Records
....
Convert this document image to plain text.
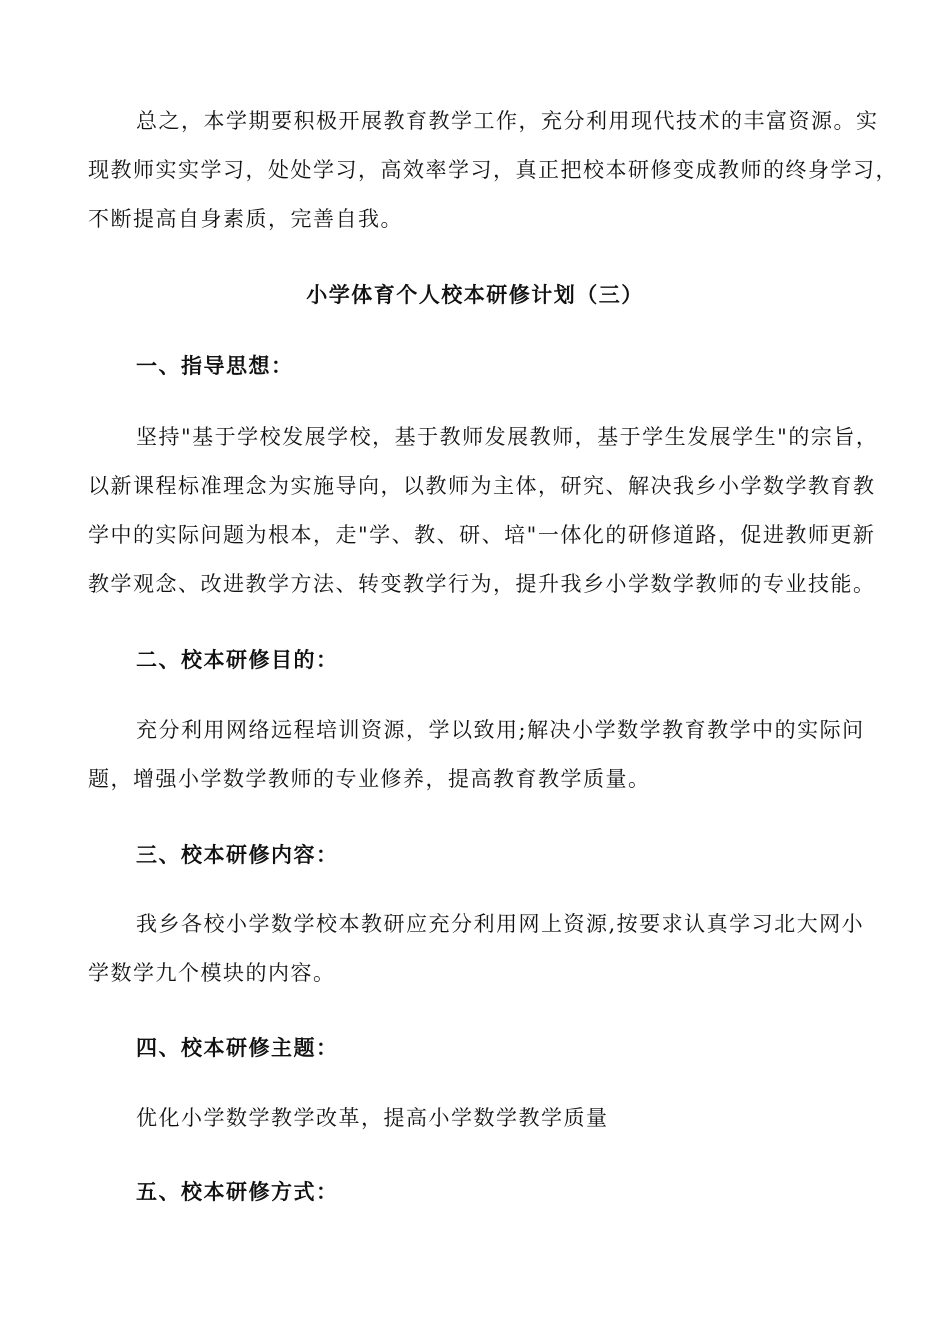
总之，本学期要积极开展教育教学工作，充分利用现代技术的丰富资源。实
现教师实实学习，处处学习，高效率学习，真正把校本研修变成教师的终身学习，
不断提高自身素质，完善自我。
小学体育个人校本研修计划（三）
一、指导思想：
坚持"基于学校发展学校，基于教师发展教师，基于学生发展学生"的宗旨，
以新课程标准理念为实施导向，以教师为主体，研究、解决我乡小学数学教育教
学中的实际问题为根本，走"学、教、研、培"一体化的研修道路，促进教师更新
教学观念、改进教学方法、转变教学行为，提升我乡小学数学教师的专业技能。
二、校本研修目的：
充分利用网络远程培训资源，学以致用;解决小学数学教育教学中的实际问
题，增强小学数学教师的专业修养，提高教育教学质量。
三、校本研修内容：
我乡各校小学数学校本教研应充分利用网上资源,按要求认真学习北大网小
学数学九个模块的内容。
四、校本研修主题：
优化小学数学教学改革，提高小学数学教学质量
五、校本研修方式：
....
● What you will do
Repeat each entry exactly as given; no pictures belong in the copy.

● Written answer
Convert this document image to plain text.
总之，本学期要积极开展教育教学工作，充分利用现代技术的丰富资源。实
现教师实实学习，处处学习，高效率学习，真正把校本研修变成教师的终身学习，
不断提高自身素质，完善自我。
小学体育个人校本研修计划（三）
一、指导思想：
坚持"基于学校发展学校，基于教师发展教师，基于学生发展学生"的宗旨，
以新课程标准理念为实施导向，以教师为主体，研究、解决我乡小学数学教育教
学中的实际问题为根本，走"学、教、研、培"一体化的研修道路，促进教师更新
教学观念、改进教学方法、转变教学行为，提升我乡小学数学教师的专业技能。
二、校本研修目的：
充分利用网络远程培训资源，学以致用;解决小学数学教育教学中的实际问
题，增强小学数学教师的专业修养，提高教育教学质量。
三、校本研修内容：
我乡各校小学数学校本教研应充分利用网上资源,按要求认真学习北大网小
学数学九个模块的内容。
四、校本研修主题：
优化小学数学教学改革，提高小学数学教学质量
五、校本研修方式：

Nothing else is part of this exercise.